§ **WORK TO DO**: Which lines below hold the word "cases"? Copy all of them.

(Collection entries)
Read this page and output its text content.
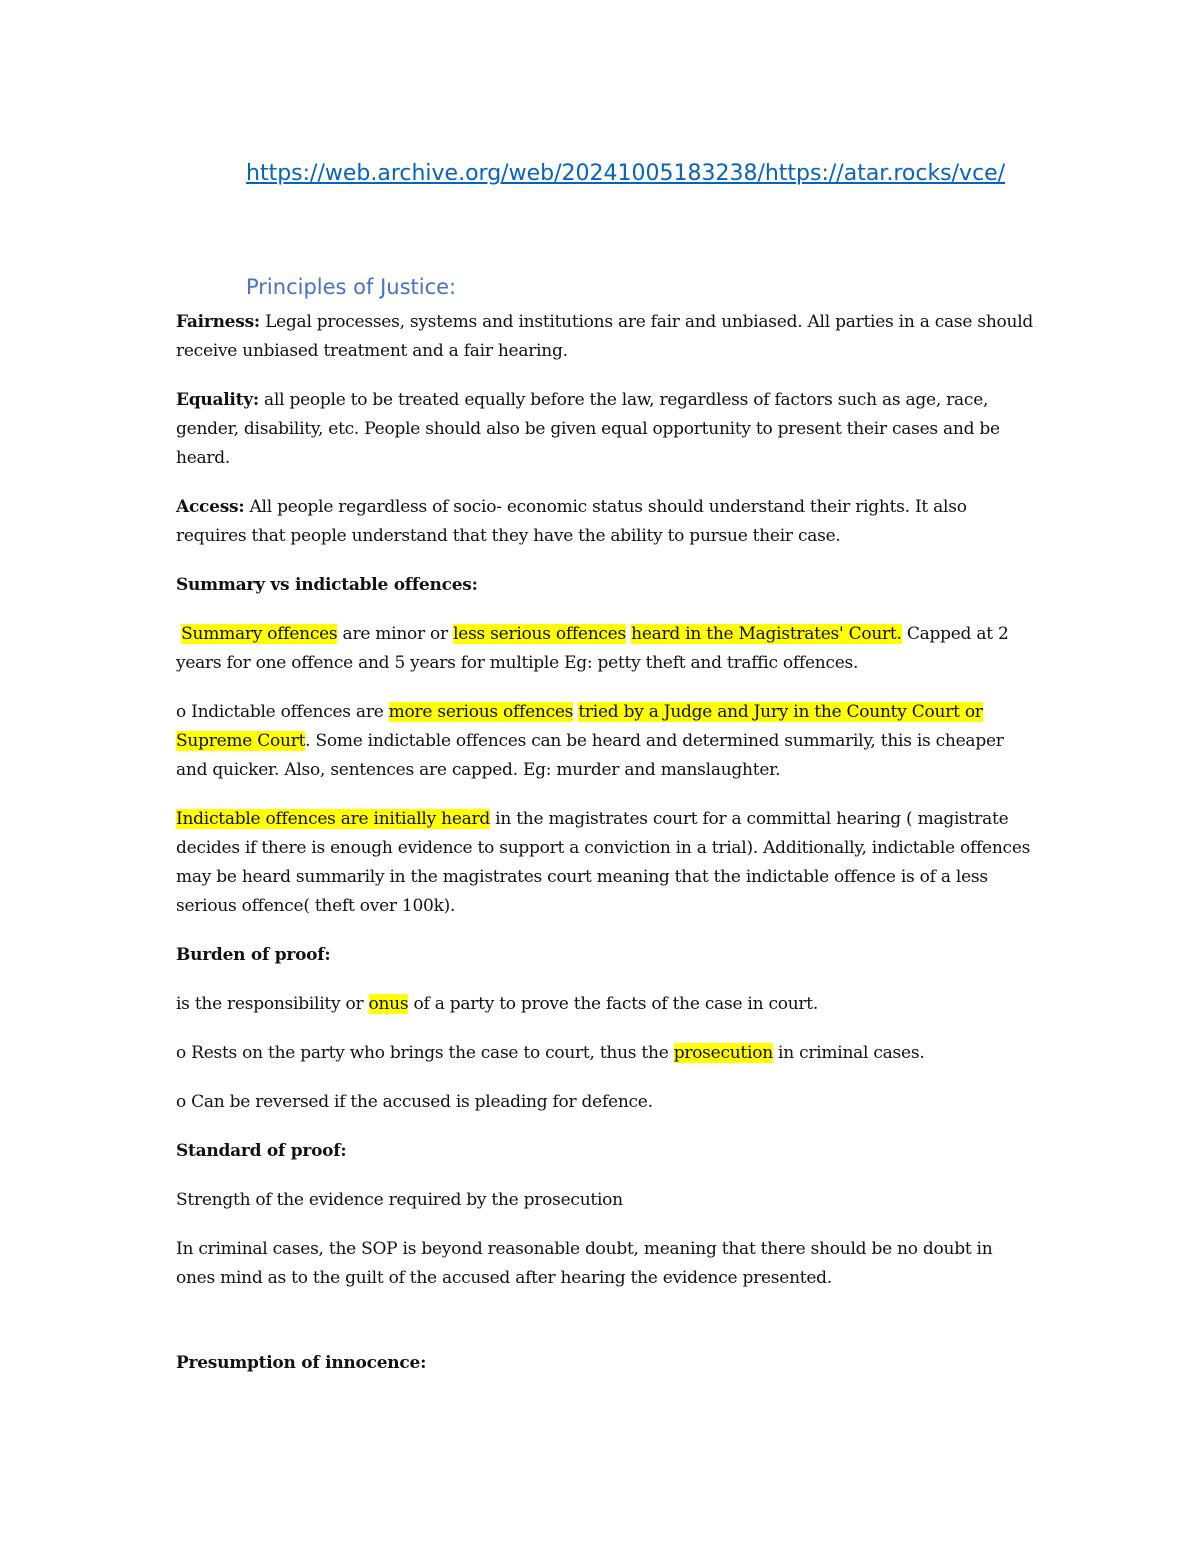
https://web.archive.org/web/20241005183238/https://atar.rocks/vce/
Principles of Justice:

Fairness: Legal processes, systems and institutions are fair and unbiased. All parties in a case should receive unbiased treatment and a fair hearing.

Equality: all people to be treated equally before the law, regardless of factors such as age, race, gender, disability, etc. People should also be given equal opportunity to present their cases and be heard.

Access: All people regardless of socio- economic status should understand their rights. It also requires that people understand that they have the ability to pursue their case.

Summary vs indictable offences:

Summary offences are minor or less serious offences heard in the Magistrates' Court. Capped at 2 years for one offence and 5 years for multiple Eg: petty theft and traffic offences.

o Indictable offences are more serious offences tried by a Judge and Jury in the County Court or Supreme Court. Some indictable offences can be heard and determined summarily, this is cheaper and quicker. Also, sentences are capped. Eg: murder and manslaughter.

Indictable offences are initially heard in the magistrates court for a committal hearing ( magistrate decides if there is enough evidence to support a conviction in a trial). Additionally, indictable offences may be heard summarily in the magistrates court meaning that the indictable offence is of a less serious offence( theft over 100k).

Burden of proof:

is the responsibility or onus of a party to prove the facts of the case in court.

o Rests on the party who brings the case to court, thus the prosecution in criminal cases.

o Can be reversed if the accused is pleading for defence.

Standard of proof:

Strength of the evidence required by the prosecution

In criminal cases, the SOP is beyond reasonable doubt, meaning that there should be no doubt in ones mind as to the guilt of the accused after hearing the evidence presented.

Presumption of innocence:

§ **ANSWER TO THE PROBLEM**:
Equality: all people to be treated equally before the law, regardless of factors such as age, race, gender, disability, etc. People should also be given equal opportunity to present their cases and be heard.
o Rests on the party who brings the case to court, thus the prosecution in criminal cases.
In criminal cases, the SOP is beyond reasonable doubt, meaning that there should be no doubt in ones mind as to the guilt of the accused after hearing the evidence presented.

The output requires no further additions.